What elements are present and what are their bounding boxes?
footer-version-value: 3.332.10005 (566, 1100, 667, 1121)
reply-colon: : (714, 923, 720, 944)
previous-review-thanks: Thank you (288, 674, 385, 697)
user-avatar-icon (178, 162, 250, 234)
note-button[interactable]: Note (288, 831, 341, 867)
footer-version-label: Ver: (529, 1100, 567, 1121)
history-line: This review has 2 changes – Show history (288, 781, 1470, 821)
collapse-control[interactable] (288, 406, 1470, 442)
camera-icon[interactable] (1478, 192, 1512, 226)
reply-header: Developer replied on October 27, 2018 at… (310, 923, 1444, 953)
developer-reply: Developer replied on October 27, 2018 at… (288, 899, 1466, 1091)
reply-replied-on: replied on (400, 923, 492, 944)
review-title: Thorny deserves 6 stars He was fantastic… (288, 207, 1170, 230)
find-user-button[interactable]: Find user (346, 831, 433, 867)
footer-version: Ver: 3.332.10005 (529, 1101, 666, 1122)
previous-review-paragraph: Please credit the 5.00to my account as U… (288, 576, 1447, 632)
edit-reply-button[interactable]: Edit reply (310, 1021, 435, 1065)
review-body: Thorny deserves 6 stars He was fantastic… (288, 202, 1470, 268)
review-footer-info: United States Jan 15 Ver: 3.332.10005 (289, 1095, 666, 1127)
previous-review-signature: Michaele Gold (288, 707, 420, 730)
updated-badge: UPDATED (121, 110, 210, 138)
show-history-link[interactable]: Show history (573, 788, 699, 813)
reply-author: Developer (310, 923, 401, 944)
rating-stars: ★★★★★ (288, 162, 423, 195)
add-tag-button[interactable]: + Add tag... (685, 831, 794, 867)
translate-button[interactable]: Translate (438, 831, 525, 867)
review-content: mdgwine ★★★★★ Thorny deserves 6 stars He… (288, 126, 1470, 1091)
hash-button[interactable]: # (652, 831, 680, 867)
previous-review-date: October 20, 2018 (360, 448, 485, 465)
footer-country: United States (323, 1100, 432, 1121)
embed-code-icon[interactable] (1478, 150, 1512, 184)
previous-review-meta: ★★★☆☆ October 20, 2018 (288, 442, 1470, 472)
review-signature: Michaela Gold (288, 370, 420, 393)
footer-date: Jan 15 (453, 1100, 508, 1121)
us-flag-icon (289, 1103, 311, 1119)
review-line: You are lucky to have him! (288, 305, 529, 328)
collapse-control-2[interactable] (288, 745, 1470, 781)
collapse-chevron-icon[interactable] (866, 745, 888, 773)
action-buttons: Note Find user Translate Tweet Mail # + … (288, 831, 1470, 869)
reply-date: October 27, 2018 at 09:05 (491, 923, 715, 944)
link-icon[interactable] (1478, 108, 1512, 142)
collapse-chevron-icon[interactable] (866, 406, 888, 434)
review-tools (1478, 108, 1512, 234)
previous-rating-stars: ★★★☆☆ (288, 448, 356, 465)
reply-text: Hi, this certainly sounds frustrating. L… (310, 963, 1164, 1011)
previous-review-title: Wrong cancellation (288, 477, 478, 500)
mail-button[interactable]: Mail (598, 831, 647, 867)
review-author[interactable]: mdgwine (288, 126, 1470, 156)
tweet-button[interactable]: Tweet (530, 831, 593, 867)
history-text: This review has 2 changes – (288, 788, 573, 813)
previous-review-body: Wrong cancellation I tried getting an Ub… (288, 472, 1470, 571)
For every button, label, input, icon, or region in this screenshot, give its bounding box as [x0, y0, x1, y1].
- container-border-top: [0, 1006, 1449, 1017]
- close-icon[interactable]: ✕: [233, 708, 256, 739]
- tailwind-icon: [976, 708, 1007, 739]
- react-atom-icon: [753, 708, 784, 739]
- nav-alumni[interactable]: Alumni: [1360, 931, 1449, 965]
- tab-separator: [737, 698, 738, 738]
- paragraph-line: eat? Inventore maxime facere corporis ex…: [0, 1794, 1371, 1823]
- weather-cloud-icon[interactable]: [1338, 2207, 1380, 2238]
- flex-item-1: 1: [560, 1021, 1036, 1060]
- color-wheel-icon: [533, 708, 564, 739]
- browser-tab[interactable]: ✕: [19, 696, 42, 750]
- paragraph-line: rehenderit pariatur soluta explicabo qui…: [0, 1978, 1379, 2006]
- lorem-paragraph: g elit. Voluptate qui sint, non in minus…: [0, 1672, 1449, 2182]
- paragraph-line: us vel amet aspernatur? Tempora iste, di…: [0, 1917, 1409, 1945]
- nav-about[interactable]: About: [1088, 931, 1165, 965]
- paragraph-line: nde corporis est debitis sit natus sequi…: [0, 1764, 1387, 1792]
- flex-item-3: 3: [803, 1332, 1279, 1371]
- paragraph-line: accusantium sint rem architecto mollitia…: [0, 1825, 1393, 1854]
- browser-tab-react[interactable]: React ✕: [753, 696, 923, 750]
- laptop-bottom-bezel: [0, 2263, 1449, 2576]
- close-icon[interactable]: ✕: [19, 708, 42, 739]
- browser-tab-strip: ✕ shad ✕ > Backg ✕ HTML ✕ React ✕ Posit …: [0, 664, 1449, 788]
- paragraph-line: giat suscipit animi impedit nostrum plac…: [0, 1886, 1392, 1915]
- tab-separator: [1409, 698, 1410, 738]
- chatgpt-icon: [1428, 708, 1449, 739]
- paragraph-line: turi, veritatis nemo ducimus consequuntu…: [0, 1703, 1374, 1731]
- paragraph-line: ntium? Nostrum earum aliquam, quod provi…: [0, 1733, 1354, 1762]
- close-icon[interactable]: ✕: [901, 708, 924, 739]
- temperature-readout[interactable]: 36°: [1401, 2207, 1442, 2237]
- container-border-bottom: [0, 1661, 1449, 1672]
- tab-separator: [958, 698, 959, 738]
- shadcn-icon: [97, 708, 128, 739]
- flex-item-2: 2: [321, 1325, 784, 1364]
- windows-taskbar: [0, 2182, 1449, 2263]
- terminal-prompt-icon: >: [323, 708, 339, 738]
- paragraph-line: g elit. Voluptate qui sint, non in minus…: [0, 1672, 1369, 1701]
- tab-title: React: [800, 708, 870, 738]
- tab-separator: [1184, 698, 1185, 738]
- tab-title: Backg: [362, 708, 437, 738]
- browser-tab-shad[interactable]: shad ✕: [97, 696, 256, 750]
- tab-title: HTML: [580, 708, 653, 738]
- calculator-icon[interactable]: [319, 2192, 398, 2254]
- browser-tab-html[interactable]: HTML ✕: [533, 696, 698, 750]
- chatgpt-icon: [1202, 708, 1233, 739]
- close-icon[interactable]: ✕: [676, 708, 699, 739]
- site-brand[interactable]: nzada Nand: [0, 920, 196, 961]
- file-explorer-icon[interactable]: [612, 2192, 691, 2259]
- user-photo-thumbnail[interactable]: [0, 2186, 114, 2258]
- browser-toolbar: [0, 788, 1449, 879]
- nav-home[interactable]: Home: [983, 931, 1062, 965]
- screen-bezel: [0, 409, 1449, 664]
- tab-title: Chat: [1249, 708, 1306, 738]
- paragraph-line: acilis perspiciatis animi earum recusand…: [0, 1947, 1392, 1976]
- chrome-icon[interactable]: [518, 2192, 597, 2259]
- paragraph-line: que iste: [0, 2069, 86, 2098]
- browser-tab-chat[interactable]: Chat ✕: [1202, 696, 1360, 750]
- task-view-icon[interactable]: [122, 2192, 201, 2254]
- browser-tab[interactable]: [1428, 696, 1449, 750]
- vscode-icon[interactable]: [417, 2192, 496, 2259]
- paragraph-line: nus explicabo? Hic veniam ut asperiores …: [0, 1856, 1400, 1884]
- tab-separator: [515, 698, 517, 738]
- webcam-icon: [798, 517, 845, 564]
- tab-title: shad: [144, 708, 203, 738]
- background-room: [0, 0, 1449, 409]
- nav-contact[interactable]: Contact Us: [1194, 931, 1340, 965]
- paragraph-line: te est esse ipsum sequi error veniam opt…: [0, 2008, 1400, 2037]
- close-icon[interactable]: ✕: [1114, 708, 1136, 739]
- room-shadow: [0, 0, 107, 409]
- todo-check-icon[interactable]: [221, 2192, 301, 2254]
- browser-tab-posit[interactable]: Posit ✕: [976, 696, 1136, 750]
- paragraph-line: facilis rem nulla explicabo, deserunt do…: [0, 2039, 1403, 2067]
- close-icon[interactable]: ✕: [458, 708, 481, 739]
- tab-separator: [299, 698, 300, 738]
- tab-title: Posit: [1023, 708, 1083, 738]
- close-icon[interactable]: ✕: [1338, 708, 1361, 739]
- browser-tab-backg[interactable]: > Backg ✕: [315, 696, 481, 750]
┄┄┄┄┄┄┄┄┄┄
__DETALLES DEL EJERCICIO__: Extrae sin ningún cambio las líneas del material que van desde la primera hasta la que contiene "edit-reply-button[interactable]: Edit reply", incluidas ambas.

__RESULTADO__:
What elements are present and what are their bounding boxes?
footer-version-value: 3.332.10005 (566, 1100, 667, 1121)
reply-colon: : (714, 923, 720, 944)
previous-review-thanks: Thank you (288, 674, 385, 697)
user-avatar-icon (178, 162, 250, 234)
note-button[interactable]: Note (288, 831, 341, 867)
footer-version-label: Ver: (529, 1100, 567, 1121)
history-line: This review has 2 changes – Show history (288, 781, 1470, 821)
collapse-control[interactable] (288, 406, 1470, 442)
camera-icon[interactable] (1478, 192, 1512, 226)
reply-header: Developer replied on October 27, 2018 at… (310, 923, 1444, 953)
developer-reply: Developer replied on October 27, 2018 at… (288, 899, 1466, 1091)
reply-replied-on: replied on (400, 923, 492, 944)
review-title: Thorny deserves 6 stars He was fantastic… (288, 207, 1170, 230)
find-user-button[interactable]: Find user (346, 831, 433, 867)
footer-version: Ver: 3.332.10005 (529, 1101, 666, 1122)
previous-review-paragraph: Please credit the 5.00to my account as U… (288, 576, 1447, 632)
edit-reply-button[interactable]: Edit reply (310, 1021, 435, 1065)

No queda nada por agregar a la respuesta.